## BEGIN GIVEN RECORDS

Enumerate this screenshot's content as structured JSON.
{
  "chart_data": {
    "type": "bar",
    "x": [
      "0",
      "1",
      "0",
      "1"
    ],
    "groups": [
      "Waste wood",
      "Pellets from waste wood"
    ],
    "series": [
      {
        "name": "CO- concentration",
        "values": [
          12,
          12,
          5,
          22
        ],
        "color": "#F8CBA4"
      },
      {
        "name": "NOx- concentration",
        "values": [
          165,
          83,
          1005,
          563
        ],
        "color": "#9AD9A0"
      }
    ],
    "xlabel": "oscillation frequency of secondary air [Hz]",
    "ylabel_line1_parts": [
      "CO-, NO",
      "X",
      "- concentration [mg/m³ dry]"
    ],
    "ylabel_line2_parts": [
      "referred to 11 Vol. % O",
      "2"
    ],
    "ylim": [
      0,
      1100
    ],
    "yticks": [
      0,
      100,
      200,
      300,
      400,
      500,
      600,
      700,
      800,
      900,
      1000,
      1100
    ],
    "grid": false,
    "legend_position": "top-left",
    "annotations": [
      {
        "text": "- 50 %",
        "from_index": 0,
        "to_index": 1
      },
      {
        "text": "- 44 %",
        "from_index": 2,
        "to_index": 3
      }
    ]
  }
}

## END GIVEN RECORDS

WRITTEN PROBLEM: Retype every entry above, word for word.

RESPONSE BELOW:
Enumerate this screenshot's content as structured JSON.
{
  "chart_data": {
    "type": "bar",
    "x": [
      "0",
      "1",
      "0",
      "1"
    ],
    "groups": [
      "Waste wood",
      "Pellets from waste wood"
    ],
    "series": [
      {
        "name": "CO- concentration",
        "values": [
          12,
          12,
          5,
          22
        ],
        "color": "#F8CBA4"
      },
      {
        "name": "NOx- concentration",
        "values": [
          165,
          83,
          1005,
          563
        ],
        "color": "#9AD9A0"
      }
    ],
    "xlabel": "oscillation frequency of secondary air [Hz]",
    "ylabel_line1_parts": [
      "CO-, NO",
      "X",
      "- concentration [mg/m³ dry]"
    ],
    "ylabel_line2_parts": [
      "referred to 11 Vol. % O",
      "2"
    ],
    "ylim": [
      0,
      1100
    ],
    "yticks": [
      0,
      100,
      200,
      300,
      400,
      500,
      600,
      700,
      800,
      900,
      1000,
      1100
    ],
    "grid": false,
    "legend_position": "top-left",
    "annotations": [
      {
        "text": "- 50 %",
        "from_index": 0,
        "to_index": 1
      },
      {
        "text": "- 44 %",
        "from_index": 2,
        "to_index": 3
      }
    ]
  }
}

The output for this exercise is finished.